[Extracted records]
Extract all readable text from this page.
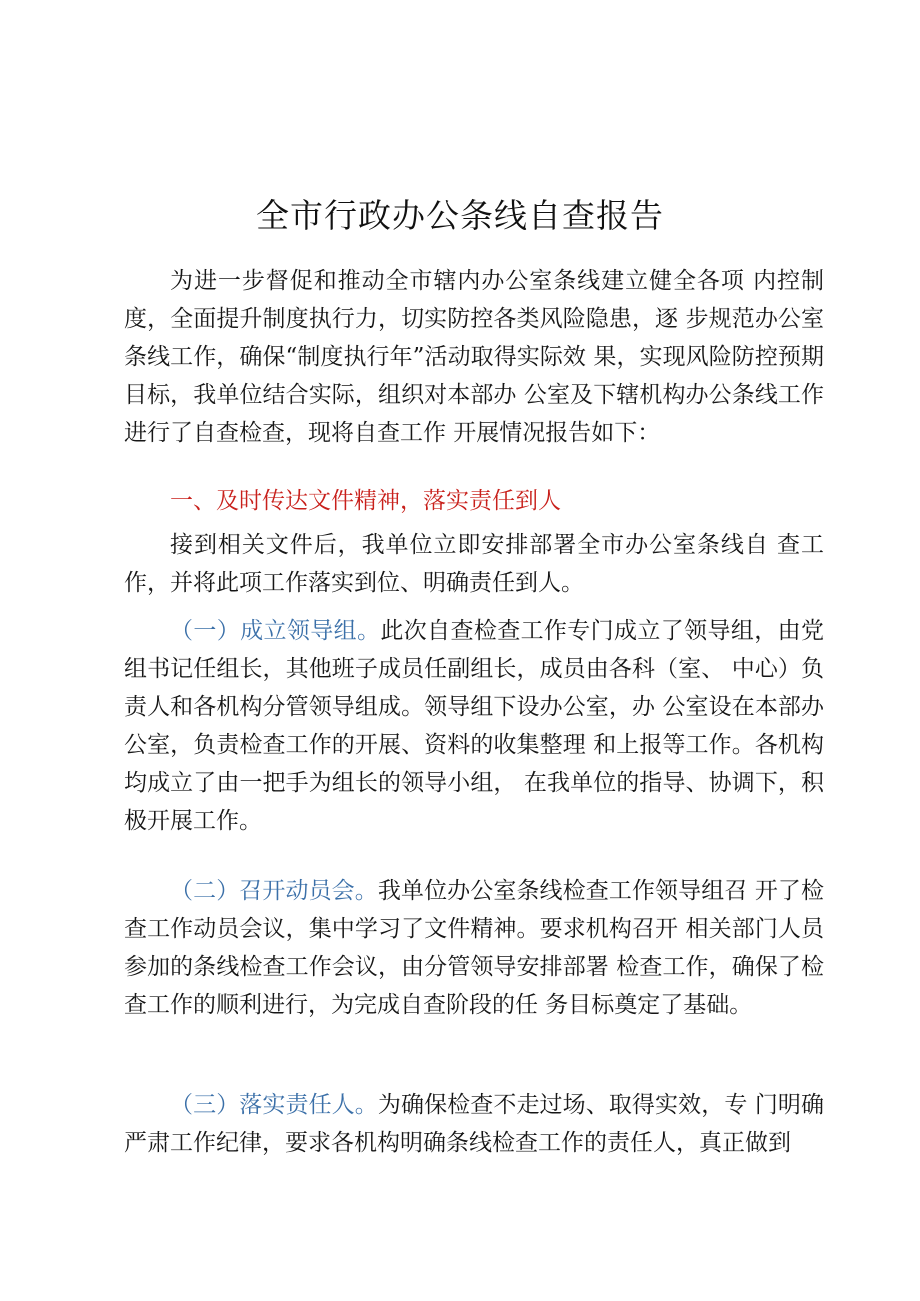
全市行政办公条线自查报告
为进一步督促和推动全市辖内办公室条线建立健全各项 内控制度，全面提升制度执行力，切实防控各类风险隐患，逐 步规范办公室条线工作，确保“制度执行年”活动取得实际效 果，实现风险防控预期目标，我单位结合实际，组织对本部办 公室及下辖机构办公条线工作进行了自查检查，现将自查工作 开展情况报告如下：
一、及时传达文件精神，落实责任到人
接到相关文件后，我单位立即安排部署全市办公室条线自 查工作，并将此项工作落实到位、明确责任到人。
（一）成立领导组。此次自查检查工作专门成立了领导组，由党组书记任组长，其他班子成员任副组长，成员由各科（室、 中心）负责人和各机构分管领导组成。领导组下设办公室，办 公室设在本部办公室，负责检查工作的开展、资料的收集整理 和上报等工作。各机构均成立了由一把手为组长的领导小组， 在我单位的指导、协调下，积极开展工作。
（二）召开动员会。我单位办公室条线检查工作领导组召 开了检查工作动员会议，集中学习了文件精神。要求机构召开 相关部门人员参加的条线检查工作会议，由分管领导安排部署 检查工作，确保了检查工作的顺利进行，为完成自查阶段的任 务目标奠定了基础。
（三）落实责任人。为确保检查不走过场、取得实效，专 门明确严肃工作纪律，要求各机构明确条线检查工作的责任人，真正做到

> _Task objective_
Reproduce the material above in full and without alteration, but skip all pictures.

> _Output of the exercise_
Extract all readable text from this page.
全市行政办公条线自查报告
为进一步督促和推动全市辖内办公室条线建立健全各项 内控制度，全面提升制度执行力，切实防控各类风险隐患，逐 步规范办公室条线工作，确保“制度执行年”活动取得实际效 果，实现风险防控预期目标，我单位结合实际，组织对本部办 公室及下辖机构办公条线工作进行了自查检查，现将自查工作 开展情况报告如下：
一、及时传达文件精神，落实责任到人
接到相关文件后，我单位立即安排部署全市办公室条线自 查工作，并将此项工作落实到位、明确责任到人。
（一）成立领导组。此次自查检查工作专门成立了领导组，由党组书记任组长，其他班子成员任副组长，成员由各科（室、 中心）负责人和各机构分管领导组成。领导组下设办公室，办 公室设在本部办公室，负责检查工作的开展、资料的收集整理 和上报等工作。各机构均成立了由一把手为组长的领导小组， 在我单位的指导、协调下，积极开展工作。
（二）召开动员会。我单位办公室条线检查工作领导组召 开了检查工作动员会议，集中学习了文件精神。要求机构召开 相关部门人员参加的条线检查工作会议，由分管领导安排部署 检查工作，确保了检查工作的顺利进行，为完成自查阶段的任 务目标奠定了基础。
（三）落实责任人。为确保检查不走过场、取得实效，专 门明确严肃工作纪律，要求各机构明确条线检查工作的责任人，真正做到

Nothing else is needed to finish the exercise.